* [Problem details] Each line below should be reproduced without any alteration.

* [Data supplied]
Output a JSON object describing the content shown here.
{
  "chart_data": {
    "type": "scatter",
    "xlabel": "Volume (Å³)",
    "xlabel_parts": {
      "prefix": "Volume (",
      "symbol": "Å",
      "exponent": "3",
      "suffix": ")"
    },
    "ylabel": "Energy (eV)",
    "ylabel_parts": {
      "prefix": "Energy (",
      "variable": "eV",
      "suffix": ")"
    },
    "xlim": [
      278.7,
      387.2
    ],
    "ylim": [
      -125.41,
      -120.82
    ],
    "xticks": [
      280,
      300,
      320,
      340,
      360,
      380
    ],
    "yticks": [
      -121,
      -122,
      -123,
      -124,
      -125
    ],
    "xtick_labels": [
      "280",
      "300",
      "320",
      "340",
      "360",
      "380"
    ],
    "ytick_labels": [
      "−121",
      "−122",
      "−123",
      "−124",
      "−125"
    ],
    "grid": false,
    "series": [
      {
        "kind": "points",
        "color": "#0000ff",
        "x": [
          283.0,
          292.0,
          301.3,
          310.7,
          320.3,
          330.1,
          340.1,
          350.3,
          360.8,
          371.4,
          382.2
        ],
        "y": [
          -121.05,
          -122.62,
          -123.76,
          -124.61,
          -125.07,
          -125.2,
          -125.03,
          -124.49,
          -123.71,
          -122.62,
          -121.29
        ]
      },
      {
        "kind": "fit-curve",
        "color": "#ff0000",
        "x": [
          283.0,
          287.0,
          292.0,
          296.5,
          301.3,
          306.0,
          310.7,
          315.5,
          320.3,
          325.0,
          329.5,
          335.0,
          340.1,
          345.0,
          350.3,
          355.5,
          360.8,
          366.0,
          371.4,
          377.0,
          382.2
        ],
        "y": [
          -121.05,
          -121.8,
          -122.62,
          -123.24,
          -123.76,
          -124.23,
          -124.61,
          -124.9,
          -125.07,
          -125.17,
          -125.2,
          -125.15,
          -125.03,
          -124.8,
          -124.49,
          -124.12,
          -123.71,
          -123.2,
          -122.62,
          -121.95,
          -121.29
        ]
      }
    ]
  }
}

* [Written answer]
Output a JSON object describing the content shown here.
{
  "chart_data": {
    "type": "scatter",
    "xlabel": "Volume (Å³)",
    "xlabel_parts": {
      "prefix": "Volume (",
      "symbol": "Å",
      "exponent": "3",
      "suffix": ")"
    },
    "ylabel": "Energy (eV)",
    "ylabel_parts": {
      "prefix": "Energy (",
      "variable": "eV",
      "suffix": ")"
    },
    "xlim": [
      278.7,
      387.2
    ],
    "ylim": [
      -125.41,
      -120.82
    ],
    "xticks": [
      280,
      300,
      320,
      340,
      360,
      380
    ],
    "yticks": [
      -121,
      -122,
      -123,
      -124,
      -125
    ],
    "xtick_labels": [
      "280",
      "300",
      "320",
      "340",
      "360",
      "380"
    ],
    "ytick_labels": [
      "−121",
      "−122",
      "−123",
      "−124",
      "−125"
    ],
    "grid": false,
    "series": [
      {
        "kind": "points",
        "color": "#0000ff",
        "x": [
          283.0,
          292.0,
          301.3,
          310.7,
          320.3,
          330.1,
          340.1,
          350.3,
          360.8,
          371.4,
          382.2
        ],
        "y": [
          -121.05,
          -122.62,
          -123.76,
          -124.61,
          -125.07,
          -125.2,
          -125.03,
          -124.49,
          -123.71,
          -122.62,
          -121.29
        ]
      },
      {
        "kind": "fit-curve",
        "color": "#ff0000",
        "x": [
          283.0,
          287.0,
          292.0,
          296.5,
          301.3,
          306.0,
          310.7,
          315.5,
          320.3,
          325.0,
          329.5,
          335.0,
          340.1,
          345.0,
          350.3,
          355.5,
          360.8,
          366.0,
          371.4,
          377.0,
          382.2
        ],
        "y": [
          -121.05,
          -121.8,
          -122.62,
          -123.24,
          -123.76,
          -124.23,
          -124.61,
          -124.9,
          -125.07,
          -125.17,
          -125.2,
          -125.15,
          -125.03,
          -124.8,
          -124.49,
          -124.12,
          -123.71,
          -123.2,
          -122.62,
          -121.95,
          -121.29
        ]
      }
    ]
  }
}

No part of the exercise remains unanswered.